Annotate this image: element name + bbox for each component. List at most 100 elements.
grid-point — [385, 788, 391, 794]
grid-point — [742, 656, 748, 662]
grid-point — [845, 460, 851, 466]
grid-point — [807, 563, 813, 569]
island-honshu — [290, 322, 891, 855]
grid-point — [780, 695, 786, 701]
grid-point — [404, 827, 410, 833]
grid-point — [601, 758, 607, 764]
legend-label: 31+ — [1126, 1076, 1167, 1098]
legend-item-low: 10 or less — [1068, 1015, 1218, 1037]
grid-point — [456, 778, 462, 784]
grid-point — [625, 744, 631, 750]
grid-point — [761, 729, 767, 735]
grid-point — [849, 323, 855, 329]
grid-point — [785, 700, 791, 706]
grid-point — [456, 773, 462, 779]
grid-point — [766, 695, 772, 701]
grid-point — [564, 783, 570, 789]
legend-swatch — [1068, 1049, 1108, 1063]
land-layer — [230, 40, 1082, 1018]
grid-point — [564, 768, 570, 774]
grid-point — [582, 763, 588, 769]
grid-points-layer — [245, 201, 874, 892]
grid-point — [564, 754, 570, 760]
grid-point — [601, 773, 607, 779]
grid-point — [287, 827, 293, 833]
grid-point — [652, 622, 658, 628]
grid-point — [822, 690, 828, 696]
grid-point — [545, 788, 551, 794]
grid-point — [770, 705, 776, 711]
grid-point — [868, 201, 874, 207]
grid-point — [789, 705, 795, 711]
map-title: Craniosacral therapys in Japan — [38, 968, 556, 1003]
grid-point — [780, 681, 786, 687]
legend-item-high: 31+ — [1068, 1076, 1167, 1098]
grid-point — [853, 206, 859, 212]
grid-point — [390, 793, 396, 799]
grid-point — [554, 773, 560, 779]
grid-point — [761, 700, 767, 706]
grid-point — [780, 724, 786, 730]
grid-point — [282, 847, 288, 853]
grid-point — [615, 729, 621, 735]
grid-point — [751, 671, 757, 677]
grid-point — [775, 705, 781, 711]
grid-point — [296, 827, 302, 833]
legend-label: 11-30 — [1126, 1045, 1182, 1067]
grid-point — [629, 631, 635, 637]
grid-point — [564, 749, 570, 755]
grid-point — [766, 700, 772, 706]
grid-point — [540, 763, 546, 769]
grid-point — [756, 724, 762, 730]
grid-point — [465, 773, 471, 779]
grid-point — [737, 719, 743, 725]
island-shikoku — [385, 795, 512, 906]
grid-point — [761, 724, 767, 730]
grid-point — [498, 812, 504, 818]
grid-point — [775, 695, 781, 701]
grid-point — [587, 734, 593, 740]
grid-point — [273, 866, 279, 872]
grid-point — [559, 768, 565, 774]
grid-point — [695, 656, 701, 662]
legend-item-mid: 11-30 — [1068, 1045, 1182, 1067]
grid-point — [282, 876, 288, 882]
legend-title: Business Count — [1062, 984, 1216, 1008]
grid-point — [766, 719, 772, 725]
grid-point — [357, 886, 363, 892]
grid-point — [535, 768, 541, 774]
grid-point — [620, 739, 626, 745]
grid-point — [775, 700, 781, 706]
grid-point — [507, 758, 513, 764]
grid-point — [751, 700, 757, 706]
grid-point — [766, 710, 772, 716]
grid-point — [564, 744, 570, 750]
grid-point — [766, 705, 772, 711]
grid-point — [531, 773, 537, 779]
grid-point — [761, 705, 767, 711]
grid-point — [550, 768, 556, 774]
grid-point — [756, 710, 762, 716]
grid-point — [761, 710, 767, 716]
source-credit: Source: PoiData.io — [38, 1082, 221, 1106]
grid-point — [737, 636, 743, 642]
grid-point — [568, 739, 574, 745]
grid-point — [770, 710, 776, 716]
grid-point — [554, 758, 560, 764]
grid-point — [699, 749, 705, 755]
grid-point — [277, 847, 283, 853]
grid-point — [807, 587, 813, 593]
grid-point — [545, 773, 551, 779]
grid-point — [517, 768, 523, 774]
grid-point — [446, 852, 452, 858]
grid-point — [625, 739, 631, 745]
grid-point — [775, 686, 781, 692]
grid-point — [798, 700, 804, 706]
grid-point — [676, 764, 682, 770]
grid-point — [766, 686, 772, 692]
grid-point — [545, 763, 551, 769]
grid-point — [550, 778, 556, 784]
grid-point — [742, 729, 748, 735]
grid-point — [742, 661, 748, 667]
################
» TASK DIRECTIONS
Quote every line of the records above verbatim, without any alteration.

» EXERCISE ANSWER
Annotate this image: element name + bbox for each component. List at most 100 elements.
grid-point — [385, 788, 391, 794]
grid-point — [742, 656, 748, 662]
grid-point — [845, 460, 851, 466]
grid-point — [807, 563, 813, 569]
island-honshu — [290, 322, 891, 855]
grid-point — [780, 695, 786, 701]
grid-point — [404, 827, 410, 833]
grid-point — [601, 758, 607, 764]
legend-label: 31+ — [1126, 1076, 1167, 1098]
legend-item-low: 10 or less — [1068, 1015, 1218, 1037]
grid-point — [456, 778, 462, 784]
grid-point — [625, 744, 631, 750]
grid-point — [761, 729, 767, 735]
grid-point — [849, 323, 855, 329]
grid-point — [785, 700, 791, 706]
grid-point — [456, 773, 462, 779]
grid-point — [766, 695, 772, 701]
grid-point — [564, 783, 570, 789]
legend-swatch — [1068, 1049, 1108, 1063]
land-layer — [230, 40, 1082, 1018]
grid-point — [564, 768, 570, 774]
grid-point — [582, 763, 588, 769]
grid-points-layer — [245, 201, 874, 892]
grid-point — [564, 754, 570, 760]
grid-point — [601, 773, 607, 779]
grid-point — [287, 827, 293, 833]
grid-point — [652, 622, 658, 628]
grid-point — [822, 690, 828, 696]
grid-point — [545, 788, 551, 794]
grid-point — [770, 705, 776, 711]
grid-point — [868, 201, 874, 207]
grid-point — [789, 705, 795, 711]
map-title: Craniosacral therapys in Japan — [38, 968, 556, 1003]
grid-point — [780, 681, 786, 687]
legend-item-high: 31+ — [1068, 1076, 1167, 1098]
grid-point — [853, 206, 859, 212]
grid-point — [390, 793, 396, 799]
grid-point — [554, 773, 560, 779]
grid-point — [761, 700, 767, 706]
grid-point — [780, 724, 786, 730]
grid-point — [282, 847, 288, 853]
grid-point — [615, 729, 621, 735]
grid-point — [751, 671, 757, 677]
grid-point — [775, 705, 781, 711]
grid-point — [296, 827, 302, 833]
legend-label: 11-30 — [1126, 1045, 1182, 1067]
grid-point — [629, 631, 635, 637]
grid-point — [564, 749, 570, 755]
grid-point — [766, 700, 772, 706]
grid-point — [540, 763, 546, 769]
grid-point — [756, 724, 762, 730]
grid-point — [465, 773, 471, 779]
grid-point — [737, 719, 743, 725]
island-shikoku — [385, 795, 512, 906]
grid-point — [761, 724, 767, 730]
grid-point — [498, 812, 504, 818]
grid-point — [775, 695, 781, 701]
grid-point — [587, 734, 593, 740]
grid-point — [273, 866, 279, 872]
grid-point — [559, 768, 565, 774]
grid-point — [695, 656, 701, 662]
legend-item-mid: 11-30 — [1068, 1045, 1182, 1067]
grid-point — [282, 876, 288, 882]
legend-title: Business Count — [1062, 984, 1216, 1008]
grid-point — [766, 719, 772, 725]
grid-point — [357, 886, 363, 892]
grid-point — [535, 768, 541, 774]
grid-point — [620, 739, 626, 745]
grid-point — [775, 700, 781, 706]
grid-point — [507, 758, 513, 764]
grid-point — [751, 700, 757, 706]
grid-point — [766, 710, 772, 716]
grid-point — [564, 744, 570, 750]
grid-point — [766, 705, 772, 711]
grid-point — [531, 773, 537, 779]
grid-point — [761, 705, 767, 711]
grid-point — [550, 768, 556, 774]
grid-point — [756, 710, 762, 716]
grid-point — [761, 710, 767, 716]
source-credit: Source: PoiData.io — [38, 1082, 221, 1106]
grid-point — [737, 636, 743, 642]
grid-point — [568, 739, 574, 745]
grid-point — [770, 710, 776, 716]
grid-point — [554, 758, 560, 764]
grid-point — [699, 749, 705, 755]
grid-point — [277, 847, 283, 853]
grid-point — [807, 587, 813, 593]
grid-point — [545, 773, 551, 779]
grid-point — [517, 768, 523, 774]
grid-point — [446, 852, 452, 858]
grid-point — [625, 739, 631, 745]
grid-point — [775, 686, 781, 692]
grid-point — [798, 700, 804, 706]
grid-point — [676, 764, 682, 770]
grid-point — [766, 686, 772, 692]
grid-point — [545, 763, 551, 769]
grid-point — [550, 778, 556, 784]
grid-point — [742, 729, 748, 735]
grid-point — [742, 661, 748, 667]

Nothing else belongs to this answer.